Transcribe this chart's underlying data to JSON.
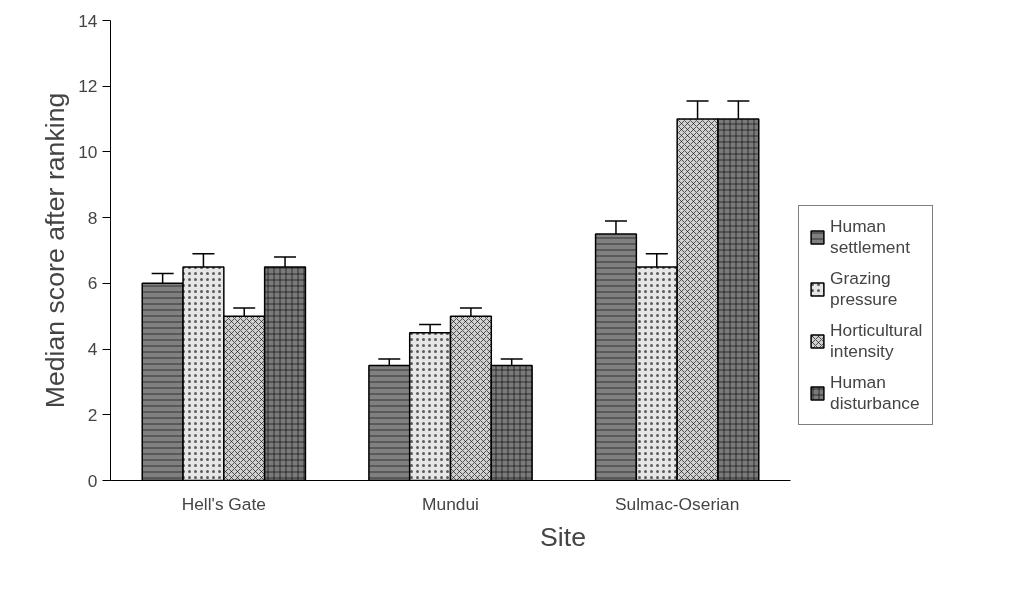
{
  "chart_data": {
    "type": "bar",
    "xlabel": "Site",
    "ylabel": "Median score after ranking",
    "categories": [
      "Hell's Gate",
      "Mundui",
      "Sulmac-Oserian"
    ],
    "series": [
      {
        "name": "Human settlement",
        "color": "#808080",
        "values": [
          6,
          3.5,
          7.5
        ],
        "errors": [
          0.3,
          0.2,
          0.4
        ]
      },
      {
        "name": "Grazing pressure",
        "color": "#e6e6e6",
        "values": [
          6.5,
          4.5,
          6.5
        ],
        "errors": [
          0.4,
          0.25,
          0.4
        ]
      },
      {
        "name": "Horticultural intensity",
        "color": "#d0d0d0",
        "values": [
          5,
          5,
          11
        ],
        "errors": [
          0.25,
          0.25,
          0.55
        ]
      },
      {
        "name": "Human disturbance",
        "color": "#7a7a7a",
        "values": [
          6.5,
          3.5,
          11
        ],
        "errors": [
          0.3,
          0.2,
          0.55
        ]
      }
    ],
    "ylim": [
      0,
      14
    ],
    "yticks": [
      0,
      2,
      4,
      6,
      8,
      10,
      12,
      14
    ],
    "grid": false,
    "legend": "right"
  }
}
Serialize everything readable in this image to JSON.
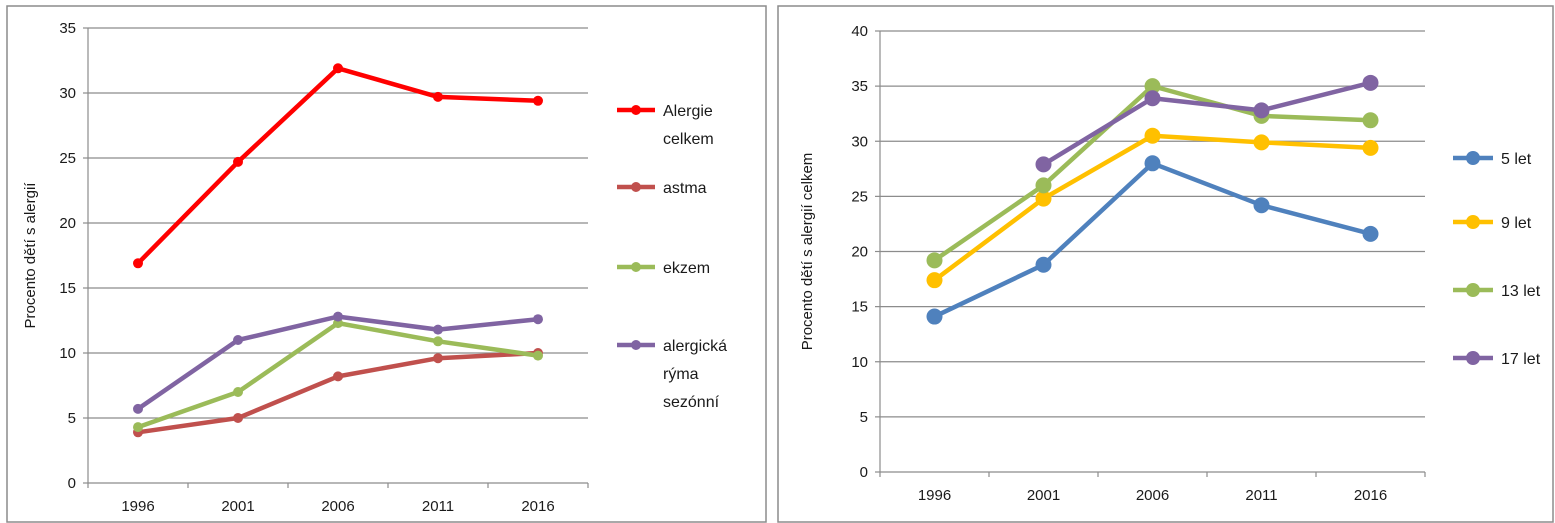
{
  "chart_data": [
    {
      "type": "line",
      "title": "",
      "xlabel": "",
      "ylabel": "Procento dětí s alergií",
      "categories": [
        "1996",
        "2001",
        "2006",
        "2011",
        "2016"
      ],
      "ylim": [
        0,
        35
      ],
      "yticks": [
        "0",
        "5",
        "10",
        "15",
        "20",
        "25",
        "30",
        "35"
      ],
      "grid": true,
      "legend_position": "right",
      "series": [
        {
          "name": "Alergie celkem",
          "legend_lines": [
            "Alergie",
            "celkem"
          ],
          "color": "#ff0000",
          "values": [
            16.9,
            24.7,
            31.9,
            29.7,
            29.4
          ]
        },
        {
          "name": "astma",
          "legend_lines": [
            "astma"
          ],
          "color": "#c0504d",
          "values": [
            3.9,
            5.0,
            8.2,
            9.6,
            10.0
          ]
        },
        {
          "name": "ekzem",
          "legend_lines": [
            "ekzem"
          ],
          "color": "#9bbb59",
          "values": [
            4.3,
            7.0,
            12.3,
            10.9,
            9.8
          ]
        },
        {
          "name": "alergická rýma sezónní",
          "legend_lines": [
            "alergická",
            "rýma",
            "sezónní"
          ],
          "color": "#8064a2",
          "values": [
            5.7,
            11.0,
            12.8,
            11.8,
            12.6
          ]
        }
      ]
    },
    {
      "type": "line",
      "title": "",
      "xlabel": "",
      "ylabel": "Procento dětí s alergií celkem",
      "categories": [
        "1996",
        "2001",
        "2006",
        "2011",
        "2016"
      ],
      "ylim": [
        0,
        40
      ],
      "yticks": [
        "0",
        "5",
        "10",
        "15",
        "20",
        "25",
        "30",
        "35",
        "40"
      ],
      "grid": true,
      "legend_position": "right",
      "series": [
        {
          "name": "5 let",
          "legend_lines": [
            "5 let"
          ],
          "color": "#4f81bd",
          "values": [
            14.1,
            18.8,
            28.0,
            24.2,
            21.6
          ]
        },
        {
          "name": "9 let",
          "legend_lines": [
            "9 let"
          ],
          "color": "#ffc000",
          "values": [
            17.4,
            24.8,
            30.5,
            29.9,
            29.4
          ]
        },
        {
          "name": "13 let",
          "legend_lines": [
            "13 let"
          ],
          "color": "#9bbb59",
          "values": [
            19.2,
            26.0,
            35.0,
            32.3,
            31.9
          ]
        },
        {
          "name": "17 let",
          "legend_lines": [
            "17 let"
          ],
          "color": "#8064a2",
          "values": [
            null,
            27.9,
            33.9,
            32.8,
            35.3
          ]
        }
      ]
    }
  ]
}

_TASK_
Copy the records exactly. Skip the pictures.

_THE ANSWER_
Transcribe this chart's underlying data to JSON.
{
  "chart_data": {
    "type": "bar",
    "xlabel": "Site",
    "ylabel": "Median score after ranking",
    "categories": [
      "Hell's Gate",
      "Mundui",
      "Sulmac-Oserian"
    ],
    "series": [
      {
        "name": "Human settlement",
        "color": "#808080",
        "values": [
          6,
          3.5,
          7.5
        ],
        "errors": [
          0.3,
          0.2,
          0.4
        ]
      },
      {
        "name": "Grazing pressure",
        "color": "#e6e6e6",
        "values": [
          6.5,
          4.5,
          6.5
        ],
        "errors": [
          0.4,
          0.25,
          0.4
        ]
      },
      {
        "name": "Horticultural intensity",
        "color": "#d0d0d0",
        "values": [
          5,
          5,
          11
        ],
        "errors": [
          0.25,
          0.25,
          0.55
        ]
      },
      {
        "name": "Human disturbance",
        "color": "#7a7a7a",
        "values": [
          6.5,
          3.5,
          11
        ],
        "errors": [
          0.3,
          0.2,
          0.55
        ]
      }
    ],
    "ylim": [
      0,
      14
    ],
    "yticks": [
      0,
      2,
      4,
      6,
      8,
      10,
      12,
      14
    ],
    "grid": false,
    "legend": "right"
  }
}
Serialize everything readable in this image to JSON.
{
  "chart_data": [
    {
      "type": "line",
      "title": "",
      "xlabel": "",
      "ylabel": "Procento dětí s alergií",
      "categories": [
        "1996",
        "2001",
        "2006",
        "2011",
        "2016"
      ],
      "ylim": [
        0,
        35
      ],
      "yticks": [
        "0",
        "5",
        "10",
        "15",
        "20",
        "25",
        "30",
        "35"
      ],
      "grid": true,
      "legend_position": "right",
      "series": [
        {
          "name": "Alergie celkem",
          "legend_lines": [
            "Alergie",
            "celkem"
          ],
          "color": "#ff0000",
          "values": [
            16.9,
            24.7,
            31.9,
            29.7,
            29.4
          ]
        },
        {
          "name": "astma",
          "legend_lines": [
            "astma"
          ],
          "color": "#c0504d",
          "values": [
            3.9,
            5.0,
            8.2,
            9.6,
            10.0
          ]
        },
        {
          "name": "ekzem",
          "legend_lines": [
            "ekzem"
          ],
          "color": "#9bbb59",
          "values": [
            4.3,
            7.0,
            12.3,
            10.9,
            9.8
          ]
        },
        {
          "name": "alergická rýma sezónní",
          "legend_lines": [
            "alergická",
            "rýma",
            "sezónní"
          ],
          "color": "#8064a2",
          "values": [
            5.7,
            11.0,
            12.8,
            11.8,
            12.6
          ]
        }
      ]
    },
    {
      "type": "line",
      "title": "",
      "xlabel": "",
      "ylabel": "Procento dětí s alergií celkem",
      "categories": [
        "1996",
        "2001",
        "2006",
        "2011",
        "2016"
      ],
      "ylim": [
        0,
        40
      ],
      "yticks": [
        "0",
        "5",
        "10",
        "15",
        "20",
        "25",
        "30",
        "35",
        "40"
      ],
      "grid": true,
      "legend_position": "right",
      "series": [
        {
          "name": "5 let",
          "legend_lines": [
            "5 let"
          ],
          "color": "#4f81bd",
          "values": [
            14.1,
            18.8,
            28.0,
            24.2,
            21.6
          ]
        },
        {
          "name": "9 let",
          "legend_lines": [
            "9 let"
          ],
          "color": "#ffc000",
          "values": [
            17.4,
            24.8,
            30.5,
            29.9,
            29.4
          ]
        },
        {
          "name": "13 let",
          "legend_lines": [
            "13 let"
          ],
          "color": "#9bbb59",
          "values": [
            19.2,
            26.0,
            35.0,
            32.3,
            31.9
          ]
        },
        {
          "name": "17 let",
          "legend_lines": [
            "17 let"
          ],
          "color": "#8064a2",
          "values": [
            null,
            27.9,
            33.9,
            32.8,
            35.3
          ]
        }
      ]
    }
  ]
}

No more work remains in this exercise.